--- TASK TO CARRY OUT ---
Count every line below in which "visible" occurs, then give only the count.

## Start

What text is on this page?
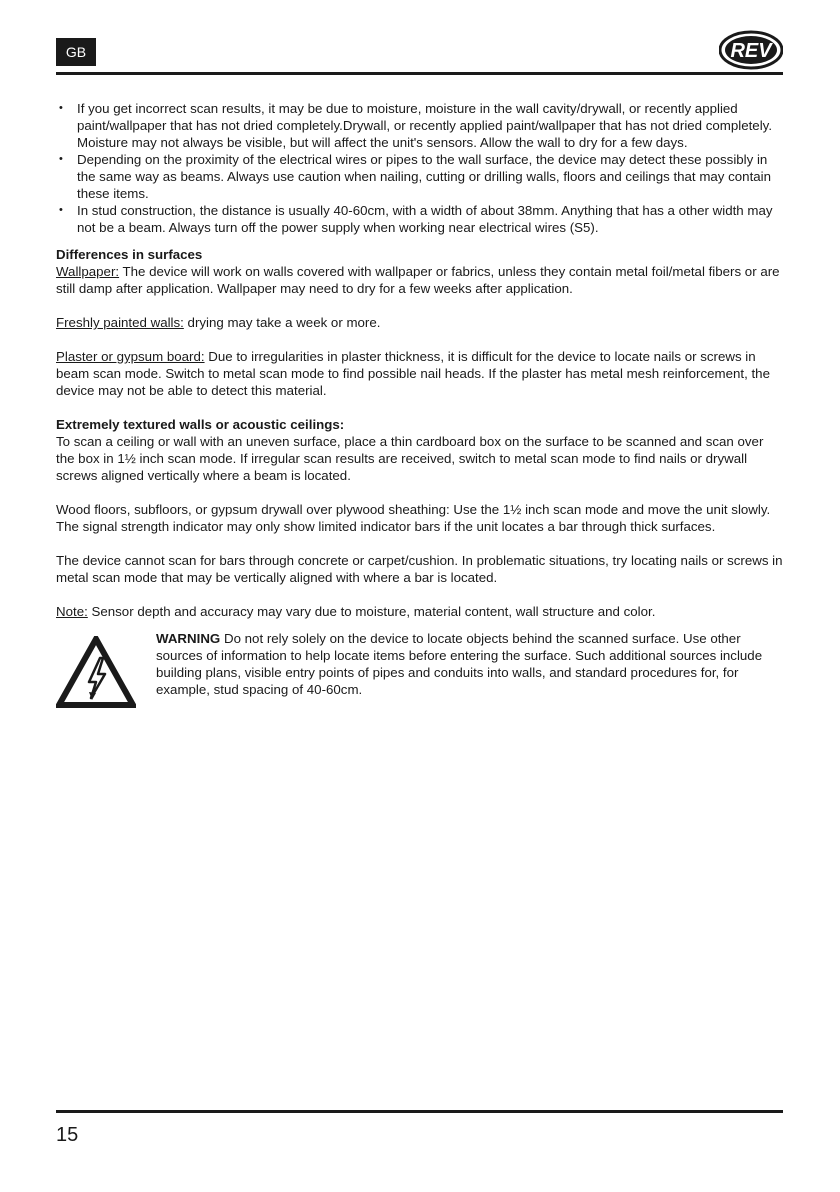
GB	REV
• If you get incorrect scan results, it may be due to moisture, moisture in the wall cavity/drywall, or recently applied paint/wallpaper that has not dried completely.Drywall, or recently applied paint/wallpaper that has not dried completely. Moisture may not always be visible, but will affect the unit's sensors. Allow the wall to dry for a few days.
• Depending on the proximity of the electrical wires or pipes to the wall surface, the device may detect these possibly in the same way as beams. Always use caution when nailing, cutting or drilling walls, floors and ceilings that may contain these items.
• In stud construction, the distance is usually 40-60cm, with a width of about 38mm. Anything that has a other width may not be a beam. Always turn off the power supply when working near electrical wires (S5).

Differences in surfaces

Wallpaper: The device will work on walls covered with wallpaper or fabrics, unless they contain metal foil/metal fibers or are still damp after application. Wallpaper may need to dry for a few weeks after application.

Freshly painted walls: drying may take a week or more.

Plaster or gypsum board: Due to irregularities in plaster thickness, it is difficult for the device to locate nails or screws in beam scan mode. Switch to metal scan mode to find possible nail heads. If the plaster has metal mesh reinforcement, the device may not be able to detect this material.

Extremely textured walls or acoustic ceilings:

To scan a ceiling or wall with an uneven surface, place a thin cardboard box on the surface to be scanned and scan over the box in 1½ inch scan mode. If irregular scan results are received, switch to metal scan mode to find nails or drywall screws aligned vertically where a beam is located.

Wood floors, subfloors, or gypsum drywall over plywood sheathing: Use the 1½ inch scan mode and move the unit slowly. The signal strength indicator may only show limited indicator bars if the unit locates a bar through thick surfaces.

The device cannot scan for bars through concrete or carpet/cushion. In problematic situations, try locating nails or screws in metal scan mode that may be vertically aligned with where a bar is located.

Note: Sensor depth and accuracy may vary due to moisture, material content, wall structure and color.

WARNING Do not rely solely on the device to locate objects behind the scanned surface. Use other sources of information to help locate items before entering the surface. Such additional sources include building plans, visible entry points of pipes and conduits into walls, and standard procedures for, for example, stud spacing of 40-60cm.

15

## End

--- FINAL ANSWER ---
2